— Start of QUOTED TEXT —

Two K-sampler high-noise and low-noise wiring in ComfyUI with start step 0 and end step 3 over six total steps

The biggest practical change from WAN 2.1 is that image to video now loads two model files: a high-noise checkpoint and a low-noise checkpoint, each a 14B model. The sampler splits your steps between them. The first half runs the high-noise model to lock in camera movement and scene layout; the second half runs the low-noise model to clean up texture and detail.

WAN 2.2 also reads a wider prompt vocabulary: lens choice (wide, medium, extreme close-up), camera moves (pullback, dolly in, tracking shot, arc shot, handheld shake), lighting, and emotion (angry, fearful, happy). The AIdea Lab walkthrough this guide is built on shows these prompts landing reliably.

The other good news for low-VRAM users: the speedup LoRAs from WAN 2.1 still work, which is what makes the 8GB path viable at all.

Why GGUF and Lightx2v make 8GB possible

GGUF quantization shrinks each WAN 2.2 model so it fits in low VRAM, and the Lightx2v LoRA cuts a 20-step render down to roughly six steps, which is what makes generation tolerable on a small GPU.

— End of QUOTED TEXT —

GIVEN PROBLEM:
Continue the guide to running WAN 2.2 video generation on an 8GB GPU, starting right after its last sentence.

— Start of EXCERPTED DATA —

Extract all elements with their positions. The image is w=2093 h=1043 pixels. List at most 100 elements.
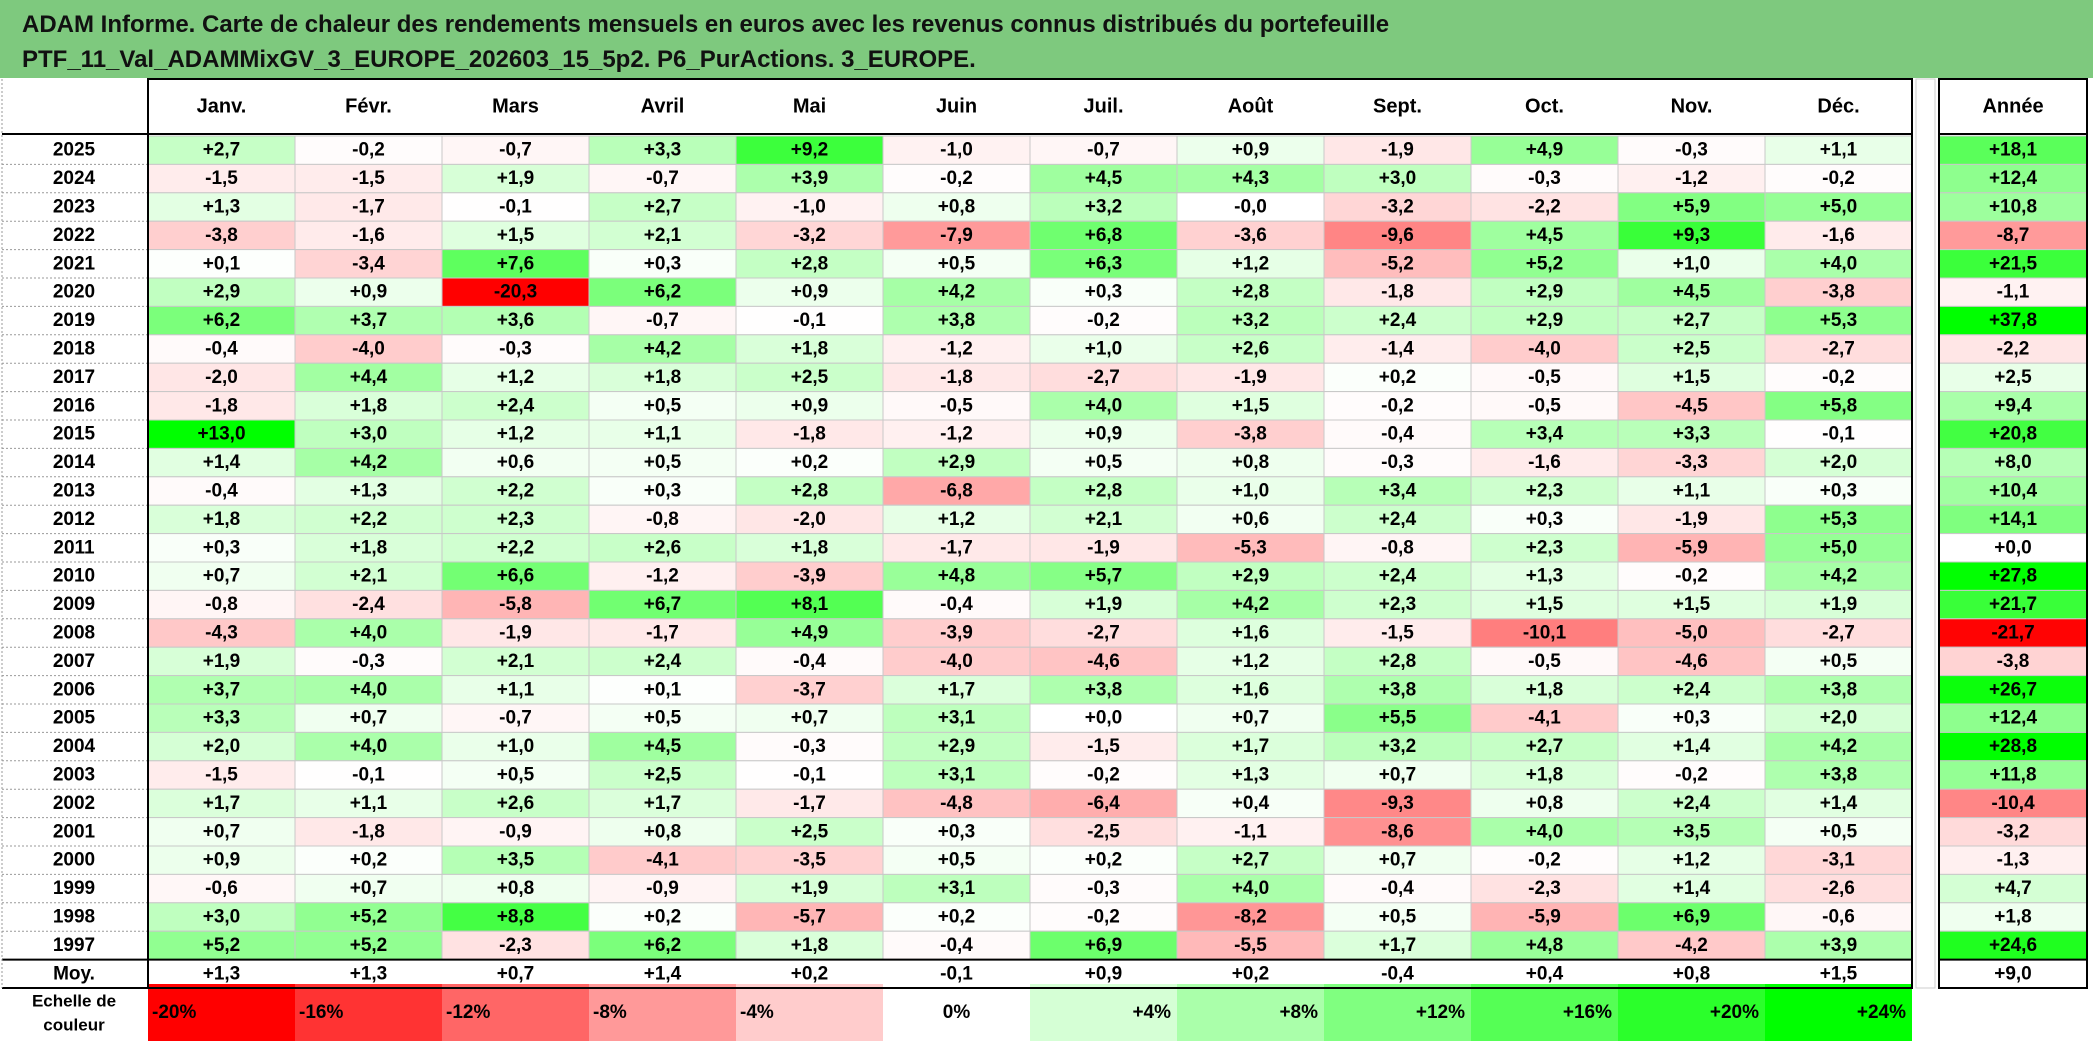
cell-2007-4 xyxy=(588,646,737,677)
cell-value-2018-4: +4,2 xyxy=(644,339,682,360)
year-label-2019: 2019 xyxy=(53,310,95,331)
cell-2002-2 xyxy=(294,788,443,819)
annual-value-1997: +24,6 xyxy=(1989,935,2037,956)
cell-value-2024-10: -0,3 xyxy=(1528,168,1561,189)
cell-value-2008-1: -4,3 xyxy=(205,623,238,644)
cell-1998-2 xyxy=(294,902,443,932)
cell-2016-1 xyxy=(147,391,296,421)
cell-2004-4 xyxy=(588,731,737,762)
cell-value-1998-2: +5,2 xyxy=(350,907,388,928)
month-header-3: Mars xyxy=(492,96,539,118)
cell-2013-1 xyxy=(147,476,296,506)
cell-value-2023-12: +5,0 xyxy=(1820,197,1858,218)
cell-2006-2 xyxy=(294,675,443,705)
cell-2012-1 xyxy=(147,504,296,535)
cell-2003-5 xyxy=(735,760,884,790)
cell-value-2003-9: +0,7 xyxy=(1379,765,1417,786)
cell-value-2020-6: +4,2 xyxy=(938,282,976,303)
cell-2013-9 xyxy=(1323,476,1472,506)
cell-value-2024-2: -1,5 xyxy=(352,168,385,189)
cell-2000-11 xyxy=(1617,845,1766,875)
cell-value-2004-3: +1,0 xyxy=(497,736,535,757)
cell-value-2021-11: +1,0 xyxy=(1673,253,1711,274)
cell-value-2008-7: -2,7 xyxy=(1087,623,1120,644)
cell-value-2002-10: +0,8 xyxy=(1526,793,1564,814)
cell-value-2017-9: +0,2 xyxy=(1379,367,1417,388)
cell-2003-2 xyxy=(294,760,443,790)
cell-value-2011-9: -0,8 xyxy=(1381,537,1414,558)
cell-value-2005-2: +0,7 xyxy=(350,708,388,729)
cell-value-2024-1: -1,5 xyxy=(205,168,238,189)
cell-value-2009-3: -5,8 xyxy=(499,594,532,615)
cell-value-2002-4: +1,7 xyxy=(644,793,682,814)
cell-2024-3 xyxy=(441,163,590,194)
annual-value-2006: +26,7 xyxy=(1989,679,2037,700)
year-label-2016: 2016 xyxy=(53,395,95,416)
cell-value-2016-4: +0,5 xyxy=(644,395,682,416)
cell-value-2005-10: -4,1 xyxy=(1528,708,1561,729)
cell-2017-6 xyxy=(882,362,1031,393)
cell-2001-8 xyxy=(1176,817,1325,847)
annual-value-2009: +21,7 xyxy=(1989,594,2037,615)
cell-value-2021-2: -3,4 xyxy=(352,253,385,274)
average-value-3: +0,7 xyxy=(497,963,535,984)
cell-value-2001-8: -1,1 xyxy=(1234,821,1267,842)
year-label-2006: 2006 xyxy=(53,679,95,700)
cell-value-2011-1: +0,3 xyxy=(203,537,241,558)
cell-value-2019-10: +2,9 xyxy=(1526,310,1564,331)
cell-value-2012-2: +2,2 xyxy=(350,509,388,530)
cell-value-2012-6: +1,2 xyxy=(938,509,976,530)
cell-2020-6 xyxy=(882,277,1031,307)
annual-value-2004: +28,8 xyxy=(1989,736,2037,757)
cell-value-2014-9: -0,3 xyxy=(1381,452,1414,473)
cell-value-2015-11: +3,3 xyxy=(1673,424,1711,445)
cell-2004-11 xyxy=(1617,731,1766,762)
cell-2013-6 xyxy=(882,476,1031,506)
cell-2022-2 xyxy=(294,220,443,251)
cell-2017-10 xyxy=(1470,362,1619,393)
color-scale-step-label-12: +24% xyxy=(1857,1002,1906,1023)
cell-value-2013-7: +2,8 xyxy=(1085,481,1123,502)
cell-2008-9 xyxy=(1323,618,1472,648)
cell-value-2001-5: +2,5 xyxy=(791,821,829,842)
year-label-2013: 2013 xyxy=(53,481,95,502)
average-value-12: +1,5 xyxy=(1820,963,1858,984)
cell-2010-5 xyxy=(735,561,884,591)
cell-value-2000-3: +3,5 xyxy=(497,850,535,871)
cell-value-2003-1: -1,5 xyxy=(205,765,238,786)
cell-2019-5 xyxy=(735,305,884,336)
average-value-2: +1,3 xyxy=(350,963,388,984)
color-scale-swatch-8 xyxy=(1177,984,1324,1041)
color-scale-step-label-4: -8% xyxy=(593,1002,627,1023)
year-label-1997: 1997 xyxy=(53,935,95,956)
cell-value-2018-11: +2,5 xyxy=(1673,339,1711,360)
cell-2025-11 xyxy=(1617,135,1766,165)
cell-value-2020-10: +2,9 xyxy=(1526,282,1564,303)
cell-2019-7 xyxy=(1029,305,1178,336)
cell-2005-7 xyxy=(1029,703,1178,733)
cell-value-2006-9: +3,8 xyxy=(1379,679,1417,700)
cell-value-1999-5: +1,9 xyxy=(791,878,829,899)
year-label-2004: 2004 xyxy=(53,736,96,757)
cell-2004-1 xyxy=(147,731,296,762)
cell-value-1999-2: +0,7 xyxy=(350,878,388,899)
cell-value-2016-3: +2,4 xyxy=(497,395,535,416)
cell-value-2011-11: -5,9 xyxy=(1675,537,1708,558)
cell-value-2015-12: -0,1 xyxy=(1822,424,1855,445)
cell-2025-9 xyxy=(1323,135,1472,165)
cell-value-2025-11: -0,3 xyxy=(1675,140,1708,161)
color-scale-swatch-6 xyxy=(883,984,1030,1041)
annual-cell-2011 xyxy=(1938,533,2088,563)
cell-2005-4 xyxy=(588,703,737,733)
cell-value-2025-12: +1,1 xyxy=(1820,140,1858,161)
cell-value-2000-7: +0,2 xyxy=(1085,850,1123,871)
cell-value-2001-4: +0,8 xyxy=(644,821,682,842)
cell-value-2006-6: +1,7 xyxy=(938,679,976,700)
cell-2023-3 xyxy=(441,192,590,222)
cell-value-2013-6: -6,8 xyxy=(940,481,973,502)
color-scale-swatch-5 xyxy=(736,984,883,1041)
cell-2000-7 xyxy=(1029,845,1178,875)
cell-value-2002-8: +0,4 xyxy=(1232,793,1270,814)
cell-2020-12 xyxy=(1764,277,1913,307)
year-label-2008: 2008 xyxy=(53,623,95,644)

— End of EXCERPTED DATA —

RESULT FOR THIS EXERCISE:
ComfyUI LoRA loader nodes applying the Lightx2v LoRA to both the high-noise and low-noise WAN 2.2 GGUF model chains

Two separate tricks are doing the work, and it helps to keep them apart.

GGUF is a quantized weight format. Instead of full-precision weights, you download a compressed version at a quant level that fits your card. The community publishes a full ladder: Q2 and Q3 for the tightest budgets, Q4 and Q5 for 8GB cards, Q6 and Q8 with more headroom. On 8GB, Q4 is the safe default and Q5 is often reachable. You need a GGUF for both models, matched at the same quant level.

Lightx2v is a different lever, a distillation LoRA carried over from WAN 2.1 that collapses the step count. WAN 2.2 defaults to 20 sampling steps; with Lightx2v you get clean output at about six. That is the difference between a render you will wait for and one you will abandon.

Together, GGUF handles "does it fit in memory" and Lightx2v handles "does it finish before you give up." Neither alone gets you there on 8GB.

Files you need before you start

A working low-VRAM WAN 2.2 image-to-video setup needs five files: the high-noise GGUF, the low-noise GGUF, the Lightx2v I2V LoRA, the WAN 2.1 text encoder, and the WAN 2.1 VAE.

WAN 2.2 image-to-video resize node set to 480 by 480, divisible by 16, with the wan_2.1 VAE and text encoder loaded

Here is the full shopping list, with where each piece goes:

High-noise GGUF (14B). Pick a quant that fits your card; Q4 is the 8GB default. Goes in models/unet.
Low-noise GGUF (14B). Same quant level as the high-noise file, also in models/unet. These two get paired in the workflow.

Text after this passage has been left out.